It also means we don't do proper user testing. For example, in my job, whenever we build a new interface or web page, beyond normal testing we usually get the sales guy to run through it. He represents the typical web-savvy office user, but has no coding experience. Even he is more nimble than our average user, from the bits and bobs he's learned from us over time, but he's great for finding UI annoyances like non-obvious buttons, formatting issues and misplaced widgets.
Here, I'll give you one concrete example of what I deem a UI failure: the Gnome file-open dialog. It has auto-completion, but instead of listing possibilities in a drop-down, or shadowing it inline (like IE's autocomplete), it just replaces my text box with whatever it finds, and moving my cursor to the end as I type. That means if I'm blindly typing a filename like "somefile.txt", I might end up with "someotherdoc.docfile.tgaxt" as it found "someotherdoc.doc" and "somefile.tga" while I typed. That, in my opinion, is code that should never have shipped! When the default usage pattern is ruined, it is a critical failure and the typical Linux desktop is full of these.

### Source data:
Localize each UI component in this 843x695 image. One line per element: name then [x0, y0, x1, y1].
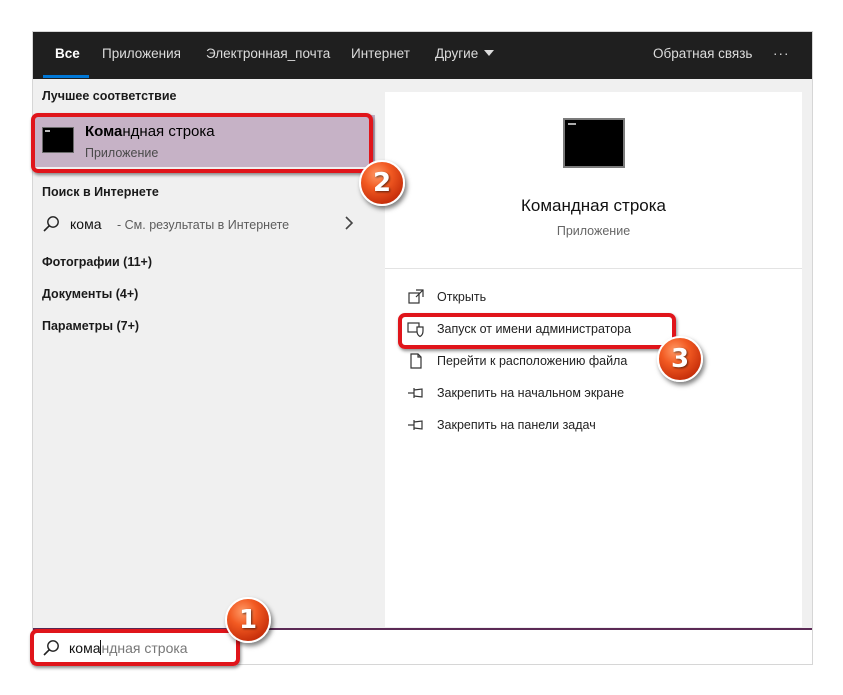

### Given exercise A:
Answer these questions using the user-testing passage:
(i) Who does the writer's workplace usually get to run through a new interface or web page?
(ii) Which dialog does the writer give as an example of a UI failure?
(iii) What filename might the writer end up with when blindly typing "somefile.txt"?
### Given exercise B:
Reproduce the user-testing passage word for word, everything from "It also means" down to "and misplaced widgets.".
### Given exercise C:
Based on the user-testing passage, answer yes or no to each statement and quote the words that decide it:
(i) The sales guy has coding experience.
(ii) The Gnome dialog's auto-completion lists possibilities in a drop-down.
(iii) The writer considers the typical Linux desktop full of such failures.

### Exercise answer A:
(i) The sales guy.
(ii) The Gnome file-open dialog.
(iii) "someotherdoc.docfile.tgaxt"

### Exercise answer B:
It also means we don't do proper user testing. For example, in my job, whenever we build a new interface or web page, beyond normal testing we usually get the sales guy to run through it. He represents the typical web-savvy office user, but has no coding experience. Even he is more nimble than our average user, from the bits and bobs he's learned from us over time, but he's great for finding UI annoyances like non-obvious buttons, formatting issues and misplaced widgets.

### Exercise answer C:
(i) No: "but has no coding experience."
(ii) No: "instead of listing possibilities in a drop-down"
(iii) Yes: "the typical Linux desktop is full of these."